- Task statement -
Find the string "Real" in the records. Copy every line it appears in.
[begin Information shown]
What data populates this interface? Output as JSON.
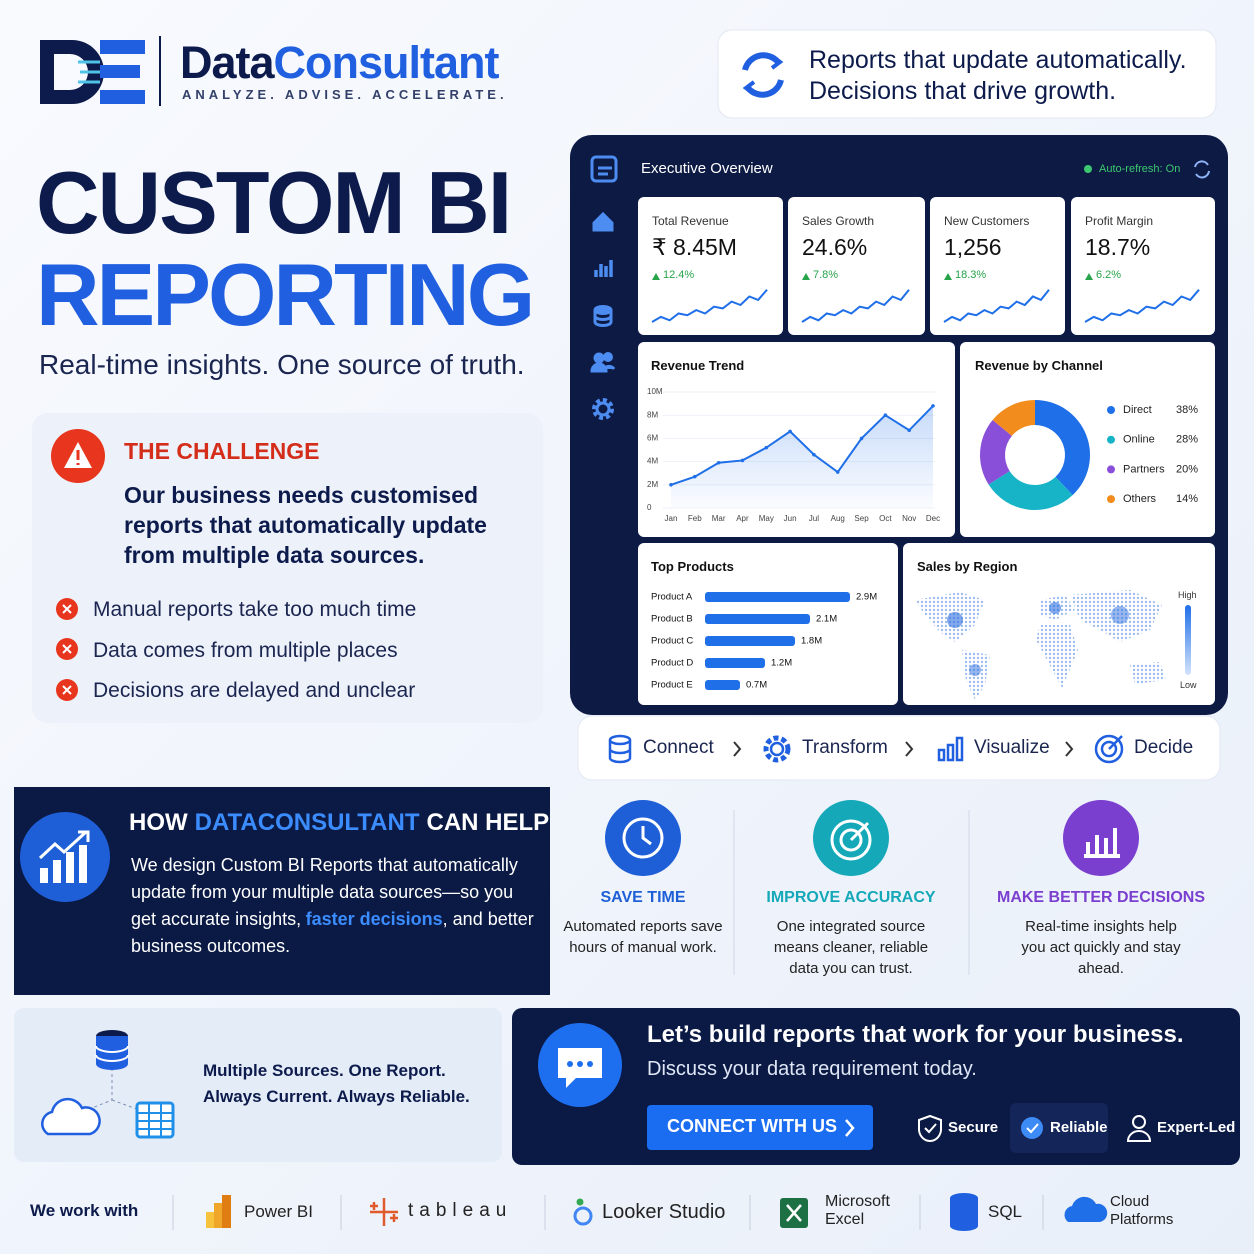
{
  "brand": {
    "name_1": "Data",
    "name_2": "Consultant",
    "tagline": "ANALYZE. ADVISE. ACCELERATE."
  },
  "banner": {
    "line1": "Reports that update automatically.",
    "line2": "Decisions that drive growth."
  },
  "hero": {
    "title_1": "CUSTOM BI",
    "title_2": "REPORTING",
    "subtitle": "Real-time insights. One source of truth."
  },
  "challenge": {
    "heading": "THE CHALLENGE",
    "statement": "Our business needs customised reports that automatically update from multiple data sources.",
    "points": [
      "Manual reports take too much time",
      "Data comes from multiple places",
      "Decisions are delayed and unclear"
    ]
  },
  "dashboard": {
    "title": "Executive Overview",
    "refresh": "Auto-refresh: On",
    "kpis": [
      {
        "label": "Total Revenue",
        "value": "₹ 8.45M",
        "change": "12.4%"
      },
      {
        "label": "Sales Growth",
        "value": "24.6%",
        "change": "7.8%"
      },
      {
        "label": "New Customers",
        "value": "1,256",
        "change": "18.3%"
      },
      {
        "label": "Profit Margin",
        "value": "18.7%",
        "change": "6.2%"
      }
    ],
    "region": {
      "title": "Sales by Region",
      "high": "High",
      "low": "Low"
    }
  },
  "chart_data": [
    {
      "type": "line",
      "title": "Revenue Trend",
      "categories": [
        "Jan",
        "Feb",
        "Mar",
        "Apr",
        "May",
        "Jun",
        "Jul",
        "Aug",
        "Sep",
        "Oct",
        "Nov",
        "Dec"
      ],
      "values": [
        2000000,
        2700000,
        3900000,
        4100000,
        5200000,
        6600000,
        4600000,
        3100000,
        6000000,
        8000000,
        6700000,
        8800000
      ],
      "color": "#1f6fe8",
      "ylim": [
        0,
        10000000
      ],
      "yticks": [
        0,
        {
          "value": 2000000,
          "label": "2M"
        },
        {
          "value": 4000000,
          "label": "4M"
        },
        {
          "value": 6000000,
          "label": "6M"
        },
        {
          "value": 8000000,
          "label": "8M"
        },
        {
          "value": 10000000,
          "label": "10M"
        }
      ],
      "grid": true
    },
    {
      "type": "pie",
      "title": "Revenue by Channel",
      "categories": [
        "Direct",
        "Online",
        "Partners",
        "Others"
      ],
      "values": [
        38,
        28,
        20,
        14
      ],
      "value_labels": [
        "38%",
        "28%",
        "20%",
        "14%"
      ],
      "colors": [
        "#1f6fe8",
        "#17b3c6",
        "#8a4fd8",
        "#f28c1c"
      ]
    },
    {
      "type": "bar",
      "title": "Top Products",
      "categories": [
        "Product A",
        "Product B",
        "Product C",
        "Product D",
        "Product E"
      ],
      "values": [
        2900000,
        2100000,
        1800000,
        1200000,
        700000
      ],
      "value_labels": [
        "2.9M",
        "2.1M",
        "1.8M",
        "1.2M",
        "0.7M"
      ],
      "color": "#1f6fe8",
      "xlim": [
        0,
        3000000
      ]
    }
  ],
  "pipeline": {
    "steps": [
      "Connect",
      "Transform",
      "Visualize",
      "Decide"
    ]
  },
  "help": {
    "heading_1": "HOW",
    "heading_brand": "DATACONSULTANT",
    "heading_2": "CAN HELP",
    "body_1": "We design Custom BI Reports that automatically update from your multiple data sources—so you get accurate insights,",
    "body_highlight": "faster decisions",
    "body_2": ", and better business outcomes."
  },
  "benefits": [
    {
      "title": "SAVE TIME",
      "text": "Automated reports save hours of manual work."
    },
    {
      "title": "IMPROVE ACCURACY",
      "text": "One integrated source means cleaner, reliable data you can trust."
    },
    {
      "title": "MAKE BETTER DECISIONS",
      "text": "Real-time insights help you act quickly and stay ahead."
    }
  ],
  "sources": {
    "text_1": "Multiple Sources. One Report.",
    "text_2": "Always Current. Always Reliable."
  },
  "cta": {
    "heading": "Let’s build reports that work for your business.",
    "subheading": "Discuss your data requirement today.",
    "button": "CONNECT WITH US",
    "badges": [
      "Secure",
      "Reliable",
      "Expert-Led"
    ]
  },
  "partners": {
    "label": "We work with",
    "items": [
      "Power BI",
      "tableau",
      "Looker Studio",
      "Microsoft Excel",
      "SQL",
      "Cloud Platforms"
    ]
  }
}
[end Information shown]
- Answer to this problem -
    "subtitle": "Real-time insights. One source of truth."
      "text": "Real-time insights help you act quickly and stay ahead."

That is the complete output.